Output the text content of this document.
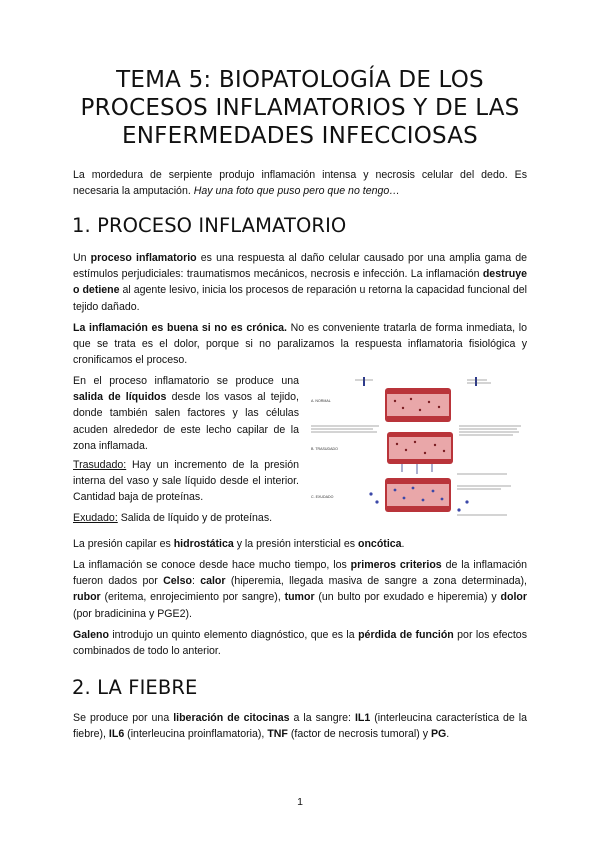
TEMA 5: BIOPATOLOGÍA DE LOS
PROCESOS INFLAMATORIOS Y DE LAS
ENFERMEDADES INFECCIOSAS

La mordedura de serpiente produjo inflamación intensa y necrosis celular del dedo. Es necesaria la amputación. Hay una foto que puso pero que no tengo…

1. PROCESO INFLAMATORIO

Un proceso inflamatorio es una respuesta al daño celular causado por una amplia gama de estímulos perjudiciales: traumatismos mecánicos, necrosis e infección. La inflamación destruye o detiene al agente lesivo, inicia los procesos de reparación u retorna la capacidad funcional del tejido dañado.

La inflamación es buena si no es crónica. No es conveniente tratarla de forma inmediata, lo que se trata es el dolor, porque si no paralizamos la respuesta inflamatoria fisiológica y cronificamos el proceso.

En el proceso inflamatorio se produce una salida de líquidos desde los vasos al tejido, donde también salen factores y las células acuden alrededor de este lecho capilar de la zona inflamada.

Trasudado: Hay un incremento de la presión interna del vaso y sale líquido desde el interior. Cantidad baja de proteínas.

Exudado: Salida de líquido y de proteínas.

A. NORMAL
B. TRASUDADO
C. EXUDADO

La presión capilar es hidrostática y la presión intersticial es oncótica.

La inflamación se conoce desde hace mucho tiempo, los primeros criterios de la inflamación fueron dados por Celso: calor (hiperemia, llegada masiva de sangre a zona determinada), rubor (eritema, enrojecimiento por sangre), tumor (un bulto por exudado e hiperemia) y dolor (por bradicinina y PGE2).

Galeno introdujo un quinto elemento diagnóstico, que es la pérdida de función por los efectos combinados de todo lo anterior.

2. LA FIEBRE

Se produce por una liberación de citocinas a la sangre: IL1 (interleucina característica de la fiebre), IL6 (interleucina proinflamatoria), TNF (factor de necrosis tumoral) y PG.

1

::::::::

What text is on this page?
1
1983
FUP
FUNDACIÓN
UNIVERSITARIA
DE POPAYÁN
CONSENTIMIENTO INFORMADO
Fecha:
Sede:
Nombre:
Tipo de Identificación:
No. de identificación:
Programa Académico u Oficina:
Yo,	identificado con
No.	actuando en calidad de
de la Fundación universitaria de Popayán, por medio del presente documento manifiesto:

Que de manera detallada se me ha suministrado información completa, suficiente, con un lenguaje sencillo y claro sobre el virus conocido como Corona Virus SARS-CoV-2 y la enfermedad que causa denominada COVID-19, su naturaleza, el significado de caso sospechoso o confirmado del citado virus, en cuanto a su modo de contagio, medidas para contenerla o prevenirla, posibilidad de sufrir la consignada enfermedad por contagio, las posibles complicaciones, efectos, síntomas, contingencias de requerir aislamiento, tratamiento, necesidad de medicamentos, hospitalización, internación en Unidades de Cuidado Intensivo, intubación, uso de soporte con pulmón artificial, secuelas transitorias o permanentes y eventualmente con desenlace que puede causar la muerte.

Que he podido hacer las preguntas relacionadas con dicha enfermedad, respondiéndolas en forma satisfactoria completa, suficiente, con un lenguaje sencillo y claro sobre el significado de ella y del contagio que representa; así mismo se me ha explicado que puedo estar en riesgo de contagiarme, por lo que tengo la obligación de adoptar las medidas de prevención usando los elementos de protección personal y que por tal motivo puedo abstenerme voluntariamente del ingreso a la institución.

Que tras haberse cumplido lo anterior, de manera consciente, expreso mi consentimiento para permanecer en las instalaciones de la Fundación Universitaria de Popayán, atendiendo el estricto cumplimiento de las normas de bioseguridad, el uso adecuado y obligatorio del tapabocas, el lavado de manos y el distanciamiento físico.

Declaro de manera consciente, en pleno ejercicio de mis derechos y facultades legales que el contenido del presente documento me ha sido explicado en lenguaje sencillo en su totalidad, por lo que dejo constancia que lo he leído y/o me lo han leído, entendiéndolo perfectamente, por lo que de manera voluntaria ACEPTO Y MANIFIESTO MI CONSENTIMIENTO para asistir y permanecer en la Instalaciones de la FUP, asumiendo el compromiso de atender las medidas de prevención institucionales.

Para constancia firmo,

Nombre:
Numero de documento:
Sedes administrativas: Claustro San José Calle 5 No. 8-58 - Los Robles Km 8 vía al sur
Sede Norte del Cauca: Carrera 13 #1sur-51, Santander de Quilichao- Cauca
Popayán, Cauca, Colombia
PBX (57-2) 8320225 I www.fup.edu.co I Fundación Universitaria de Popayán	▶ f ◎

::::::::

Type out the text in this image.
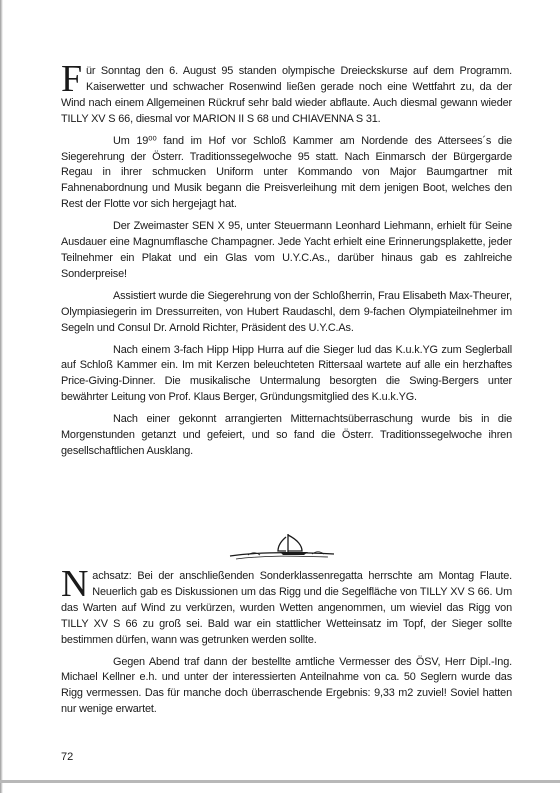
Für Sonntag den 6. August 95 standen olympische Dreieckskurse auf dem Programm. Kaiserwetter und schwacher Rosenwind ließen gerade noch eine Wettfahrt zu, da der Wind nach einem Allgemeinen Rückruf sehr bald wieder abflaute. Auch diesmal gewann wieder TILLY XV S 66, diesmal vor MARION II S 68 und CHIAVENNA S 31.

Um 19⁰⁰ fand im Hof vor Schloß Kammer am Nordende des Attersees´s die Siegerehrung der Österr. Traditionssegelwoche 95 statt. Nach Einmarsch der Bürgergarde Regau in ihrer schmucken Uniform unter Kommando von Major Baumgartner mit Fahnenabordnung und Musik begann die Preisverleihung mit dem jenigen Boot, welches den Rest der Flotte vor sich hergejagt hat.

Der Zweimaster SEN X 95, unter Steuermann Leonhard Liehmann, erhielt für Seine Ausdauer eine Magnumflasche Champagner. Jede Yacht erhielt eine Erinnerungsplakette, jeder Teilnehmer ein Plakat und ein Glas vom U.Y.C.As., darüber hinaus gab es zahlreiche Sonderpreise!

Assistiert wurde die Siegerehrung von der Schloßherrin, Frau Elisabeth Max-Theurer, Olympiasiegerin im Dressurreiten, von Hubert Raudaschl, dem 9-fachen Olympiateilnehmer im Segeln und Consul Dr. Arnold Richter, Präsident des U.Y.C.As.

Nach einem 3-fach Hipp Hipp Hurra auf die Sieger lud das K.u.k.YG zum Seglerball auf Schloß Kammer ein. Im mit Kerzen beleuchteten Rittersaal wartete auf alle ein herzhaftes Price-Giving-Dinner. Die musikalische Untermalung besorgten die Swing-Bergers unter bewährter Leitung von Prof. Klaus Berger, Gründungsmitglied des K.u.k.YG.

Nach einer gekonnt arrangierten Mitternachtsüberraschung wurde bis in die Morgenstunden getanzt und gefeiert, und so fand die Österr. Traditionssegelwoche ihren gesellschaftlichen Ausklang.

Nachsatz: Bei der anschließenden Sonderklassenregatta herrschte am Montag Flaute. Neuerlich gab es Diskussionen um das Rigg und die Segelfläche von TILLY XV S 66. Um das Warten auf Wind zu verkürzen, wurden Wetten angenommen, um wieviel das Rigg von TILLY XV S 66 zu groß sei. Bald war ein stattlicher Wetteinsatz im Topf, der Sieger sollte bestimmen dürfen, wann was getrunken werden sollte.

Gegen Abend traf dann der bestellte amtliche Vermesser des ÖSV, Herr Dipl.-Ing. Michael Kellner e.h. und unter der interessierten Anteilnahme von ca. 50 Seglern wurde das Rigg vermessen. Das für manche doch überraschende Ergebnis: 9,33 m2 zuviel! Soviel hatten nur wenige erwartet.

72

::::::::

Read the material above and copy out each line holding "this".

Output the text content of this document.
What text is on this page?
Type out the text in this image.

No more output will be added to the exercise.